Data extracted from a collection
>> start
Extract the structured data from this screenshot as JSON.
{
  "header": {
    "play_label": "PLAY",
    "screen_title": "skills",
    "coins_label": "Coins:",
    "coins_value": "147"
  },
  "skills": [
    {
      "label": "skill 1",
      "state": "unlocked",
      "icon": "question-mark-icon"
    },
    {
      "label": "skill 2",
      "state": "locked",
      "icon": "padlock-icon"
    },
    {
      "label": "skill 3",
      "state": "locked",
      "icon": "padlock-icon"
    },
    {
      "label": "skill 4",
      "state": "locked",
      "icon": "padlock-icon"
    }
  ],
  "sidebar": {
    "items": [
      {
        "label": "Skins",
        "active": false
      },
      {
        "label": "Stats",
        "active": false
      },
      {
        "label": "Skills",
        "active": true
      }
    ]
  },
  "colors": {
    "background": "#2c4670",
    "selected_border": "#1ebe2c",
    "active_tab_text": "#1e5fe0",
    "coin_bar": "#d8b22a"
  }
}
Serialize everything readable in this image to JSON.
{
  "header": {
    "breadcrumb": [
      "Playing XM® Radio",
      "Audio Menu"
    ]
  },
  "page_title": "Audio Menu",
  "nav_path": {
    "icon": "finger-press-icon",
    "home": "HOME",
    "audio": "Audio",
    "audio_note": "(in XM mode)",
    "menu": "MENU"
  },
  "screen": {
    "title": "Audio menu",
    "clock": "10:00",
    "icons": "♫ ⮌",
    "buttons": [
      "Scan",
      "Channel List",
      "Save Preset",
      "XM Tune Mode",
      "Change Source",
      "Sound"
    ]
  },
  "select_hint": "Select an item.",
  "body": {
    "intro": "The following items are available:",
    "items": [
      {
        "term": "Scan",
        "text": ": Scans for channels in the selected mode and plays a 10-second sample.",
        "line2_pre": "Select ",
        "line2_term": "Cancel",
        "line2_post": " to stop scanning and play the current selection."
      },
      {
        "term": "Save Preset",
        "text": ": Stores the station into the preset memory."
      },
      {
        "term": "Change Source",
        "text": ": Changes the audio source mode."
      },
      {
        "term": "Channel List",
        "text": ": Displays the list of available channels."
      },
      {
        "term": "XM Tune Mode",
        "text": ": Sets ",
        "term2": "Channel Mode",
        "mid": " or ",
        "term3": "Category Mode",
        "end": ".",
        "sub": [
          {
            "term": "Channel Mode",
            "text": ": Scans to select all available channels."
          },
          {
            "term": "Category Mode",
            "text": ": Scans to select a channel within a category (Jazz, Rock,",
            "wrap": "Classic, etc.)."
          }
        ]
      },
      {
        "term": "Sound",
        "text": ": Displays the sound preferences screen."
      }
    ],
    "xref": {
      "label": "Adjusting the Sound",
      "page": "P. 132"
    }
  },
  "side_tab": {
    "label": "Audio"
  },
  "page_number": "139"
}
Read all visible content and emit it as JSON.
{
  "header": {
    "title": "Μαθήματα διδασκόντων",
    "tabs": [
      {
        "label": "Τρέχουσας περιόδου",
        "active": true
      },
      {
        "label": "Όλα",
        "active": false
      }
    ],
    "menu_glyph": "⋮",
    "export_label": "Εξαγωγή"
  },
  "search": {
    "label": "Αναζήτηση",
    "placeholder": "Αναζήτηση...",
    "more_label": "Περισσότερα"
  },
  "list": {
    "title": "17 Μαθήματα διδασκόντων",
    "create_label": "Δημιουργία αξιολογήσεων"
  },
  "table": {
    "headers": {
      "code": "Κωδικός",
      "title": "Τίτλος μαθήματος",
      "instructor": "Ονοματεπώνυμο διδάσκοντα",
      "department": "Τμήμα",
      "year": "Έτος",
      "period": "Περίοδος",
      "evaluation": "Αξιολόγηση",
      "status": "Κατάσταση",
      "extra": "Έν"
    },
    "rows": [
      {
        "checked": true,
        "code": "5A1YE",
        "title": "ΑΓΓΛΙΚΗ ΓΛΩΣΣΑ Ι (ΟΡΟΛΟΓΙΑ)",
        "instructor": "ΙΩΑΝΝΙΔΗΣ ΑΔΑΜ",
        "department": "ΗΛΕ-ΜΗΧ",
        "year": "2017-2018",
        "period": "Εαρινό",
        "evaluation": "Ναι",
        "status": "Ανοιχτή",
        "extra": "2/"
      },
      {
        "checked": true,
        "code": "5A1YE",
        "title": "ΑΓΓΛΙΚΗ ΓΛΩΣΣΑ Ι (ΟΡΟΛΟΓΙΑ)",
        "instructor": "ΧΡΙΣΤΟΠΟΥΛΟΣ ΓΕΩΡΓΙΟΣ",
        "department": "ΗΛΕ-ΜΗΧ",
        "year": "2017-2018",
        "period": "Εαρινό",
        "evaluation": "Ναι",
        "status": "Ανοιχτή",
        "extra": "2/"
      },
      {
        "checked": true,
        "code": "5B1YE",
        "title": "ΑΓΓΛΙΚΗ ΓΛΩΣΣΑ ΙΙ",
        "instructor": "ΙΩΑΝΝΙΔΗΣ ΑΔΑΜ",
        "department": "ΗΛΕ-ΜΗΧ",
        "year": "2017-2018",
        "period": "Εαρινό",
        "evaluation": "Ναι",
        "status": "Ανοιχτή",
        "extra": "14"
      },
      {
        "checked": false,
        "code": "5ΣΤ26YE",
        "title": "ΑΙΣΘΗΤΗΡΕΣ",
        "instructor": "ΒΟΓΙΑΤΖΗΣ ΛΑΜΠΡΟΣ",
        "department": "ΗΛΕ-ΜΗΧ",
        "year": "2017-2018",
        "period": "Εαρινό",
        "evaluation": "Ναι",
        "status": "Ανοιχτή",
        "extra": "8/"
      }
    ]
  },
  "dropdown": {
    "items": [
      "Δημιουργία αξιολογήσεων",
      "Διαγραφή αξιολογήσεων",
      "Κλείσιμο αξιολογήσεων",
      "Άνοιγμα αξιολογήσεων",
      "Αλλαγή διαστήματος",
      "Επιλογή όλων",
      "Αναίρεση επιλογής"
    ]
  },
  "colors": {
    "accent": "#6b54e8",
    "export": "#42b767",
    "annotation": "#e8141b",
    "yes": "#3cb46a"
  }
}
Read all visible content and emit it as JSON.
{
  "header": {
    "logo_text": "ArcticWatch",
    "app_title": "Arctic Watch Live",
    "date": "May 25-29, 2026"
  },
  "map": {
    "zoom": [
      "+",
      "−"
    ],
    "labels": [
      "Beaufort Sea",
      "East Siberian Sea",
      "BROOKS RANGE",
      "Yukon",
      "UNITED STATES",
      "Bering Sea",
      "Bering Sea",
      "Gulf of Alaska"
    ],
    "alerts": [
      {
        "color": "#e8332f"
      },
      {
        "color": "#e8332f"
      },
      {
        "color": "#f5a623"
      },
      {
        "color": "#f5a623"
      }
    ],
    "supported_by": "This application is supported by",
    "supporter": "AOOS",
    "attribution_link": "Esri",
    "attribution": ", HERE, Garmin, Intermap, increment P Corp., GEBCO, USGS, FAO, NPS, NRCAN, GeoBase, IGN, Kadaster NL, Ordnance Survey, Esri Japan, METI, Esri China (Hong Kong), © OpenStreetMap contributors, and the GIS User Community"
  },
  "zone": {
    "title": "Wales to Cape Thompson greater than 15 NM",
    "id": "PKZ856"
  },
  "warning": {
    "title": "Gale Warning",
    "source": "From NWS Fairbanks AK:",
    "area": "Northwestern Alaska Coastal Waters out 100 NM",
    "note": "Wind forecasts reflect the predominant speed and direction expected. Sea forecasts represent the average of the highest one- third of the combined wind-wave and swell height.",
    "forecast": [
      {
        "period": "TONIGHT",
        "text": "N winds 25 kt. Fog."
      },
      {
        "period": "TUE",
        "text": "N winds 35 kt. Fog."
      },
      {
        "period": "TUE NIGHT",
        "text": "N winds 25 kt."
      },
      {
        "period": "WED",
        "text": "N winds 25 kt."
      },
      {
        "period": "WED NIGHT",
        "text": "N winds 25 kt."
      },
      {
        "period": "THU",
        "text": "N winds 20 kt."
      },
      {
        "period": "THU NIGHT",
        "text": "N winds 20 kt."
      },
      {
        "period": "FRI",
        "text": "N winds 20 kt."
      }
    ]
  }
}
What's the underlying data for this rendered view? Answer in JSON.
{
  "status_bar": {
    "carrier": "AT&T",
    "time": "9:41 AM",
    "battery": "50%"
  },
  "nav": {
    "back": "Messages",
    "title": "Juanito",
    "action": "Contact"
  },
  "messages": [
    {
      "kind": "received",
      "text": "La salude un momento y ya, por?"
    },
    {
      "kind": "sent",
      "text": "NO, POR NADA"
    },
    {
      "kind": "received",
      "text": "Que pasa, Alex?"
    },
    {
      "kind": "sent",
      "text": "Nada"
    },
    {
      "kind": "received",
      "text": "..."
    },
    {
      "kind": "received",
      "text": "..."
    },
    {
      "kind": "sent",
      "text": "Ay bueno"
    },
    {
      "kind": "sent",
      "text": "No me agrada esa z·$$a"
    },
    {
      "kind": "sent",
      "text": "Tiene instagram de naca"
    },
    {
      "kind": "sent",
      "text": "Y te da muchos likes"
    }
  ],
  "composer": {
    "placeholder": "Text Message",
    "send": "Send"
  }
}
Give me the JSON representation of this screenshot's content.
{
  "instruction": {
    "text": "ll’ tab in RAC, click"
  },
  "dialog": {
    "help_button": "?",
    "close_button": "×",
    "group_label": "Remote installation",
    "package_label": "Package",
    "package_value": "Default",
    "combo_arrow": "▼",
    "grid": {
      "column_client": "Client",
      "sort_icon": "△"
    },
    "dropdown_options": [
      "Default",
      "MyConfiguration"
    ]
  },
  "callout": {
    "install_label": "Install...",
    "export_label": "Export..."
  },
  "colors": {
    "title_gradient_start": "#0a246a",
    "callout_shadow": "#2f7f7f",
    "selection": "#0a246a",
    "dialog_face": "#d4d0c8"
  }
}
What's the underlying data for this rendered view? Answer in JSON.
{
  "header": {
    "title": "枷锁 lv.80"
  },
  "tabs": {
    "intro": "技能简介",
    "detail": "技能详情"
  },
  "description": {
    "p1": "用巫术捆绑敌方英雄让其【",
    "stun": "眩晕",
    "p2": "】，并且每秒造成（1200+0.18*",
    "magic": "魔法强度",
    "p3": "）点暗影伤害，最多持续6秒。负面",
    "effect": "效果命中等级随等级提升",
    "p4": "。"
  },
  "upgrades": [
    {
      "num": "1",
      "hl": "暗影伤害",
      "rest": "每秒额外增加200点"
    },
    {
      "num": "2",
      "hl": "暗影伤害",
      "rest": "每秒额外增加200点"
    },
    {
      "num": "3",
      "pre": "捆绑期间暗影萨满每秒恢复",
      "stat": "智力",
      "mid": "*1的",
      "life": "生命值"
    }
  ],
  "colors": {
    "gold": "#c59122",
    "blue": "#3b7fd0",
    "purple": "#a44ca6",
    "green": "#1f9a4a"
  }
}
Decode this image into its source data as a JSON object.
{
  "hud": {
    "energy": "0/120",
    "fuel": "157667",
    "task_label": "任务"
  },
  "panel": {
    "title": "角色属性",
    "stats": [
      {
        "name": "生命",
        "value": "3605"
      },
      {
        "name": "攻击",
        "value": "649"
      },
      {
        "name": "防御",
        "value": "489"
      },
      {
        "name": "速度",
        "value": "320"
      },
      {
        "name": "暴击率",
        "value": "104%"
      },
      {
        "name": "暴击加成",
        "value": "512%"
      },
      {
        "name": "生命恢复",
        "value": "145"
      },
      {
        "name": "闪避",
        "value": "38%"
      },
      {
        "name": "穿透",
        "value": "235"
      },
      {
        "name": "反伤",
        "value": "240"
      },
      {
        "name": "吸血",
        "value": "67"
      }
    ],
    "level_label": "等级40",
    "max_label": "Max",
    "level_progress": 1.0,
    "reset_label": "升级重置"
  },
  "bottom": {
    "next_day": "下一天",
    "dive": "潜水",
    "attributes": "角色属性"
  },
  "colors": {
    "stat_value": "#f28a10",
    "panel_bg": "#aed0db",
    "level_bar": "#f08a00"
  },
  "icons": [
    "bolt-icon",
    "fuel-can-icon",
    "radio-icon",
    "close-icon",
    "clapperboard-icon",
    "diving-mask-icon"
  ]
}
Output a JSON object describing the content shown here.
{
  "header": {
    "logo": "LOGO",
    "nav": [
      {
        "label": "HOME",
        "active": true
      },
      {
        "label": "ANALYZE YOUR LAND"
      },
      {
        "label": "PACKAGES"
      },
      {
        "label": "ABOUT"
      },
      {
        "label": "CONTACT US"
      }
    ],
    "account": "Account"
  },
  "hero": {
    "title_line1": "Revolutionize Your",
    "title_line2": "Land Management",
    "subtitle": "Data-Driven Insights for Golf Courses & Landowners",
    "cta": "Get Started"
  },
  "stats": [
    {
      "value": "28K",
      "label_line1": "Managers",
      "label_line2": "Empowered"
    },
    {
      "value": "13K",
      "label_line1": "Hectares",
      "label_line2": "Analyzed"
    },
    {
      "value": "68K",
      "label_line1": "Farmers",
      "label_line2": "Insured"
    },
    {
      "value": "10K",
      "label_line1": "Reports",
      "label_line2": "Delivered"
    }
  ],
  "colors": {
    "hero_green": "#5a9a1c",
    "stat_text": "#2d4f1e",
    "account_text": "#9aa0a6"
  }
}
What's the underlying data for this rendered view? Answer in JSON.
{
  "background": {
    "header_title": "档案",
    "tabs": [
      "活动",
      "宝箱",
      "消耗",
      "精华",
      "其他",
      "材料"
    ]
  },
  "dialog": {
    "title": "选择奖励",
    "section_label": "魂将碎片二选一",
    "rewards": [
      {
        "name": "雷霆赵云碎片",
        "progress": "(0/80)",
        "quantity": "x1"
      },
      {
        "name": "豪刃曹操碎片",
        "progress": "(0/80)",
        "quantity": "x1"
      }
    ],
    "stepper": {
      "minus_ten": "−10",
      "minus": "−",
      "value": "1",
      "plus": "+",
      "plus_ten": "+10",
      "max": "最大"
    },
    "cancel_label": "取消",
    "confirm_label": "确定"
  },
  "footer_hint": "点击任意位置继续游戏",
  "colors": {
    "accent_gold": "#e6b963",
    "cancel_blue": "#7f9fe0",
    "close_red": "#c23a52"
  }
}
>> end
Work instructions
Scan the lines above for "screenshot", then copy every one that has it.

Response for this exercise
Extract the structured data from this screenshot as JSON.
Give me the JSON representation of this screenshot's content.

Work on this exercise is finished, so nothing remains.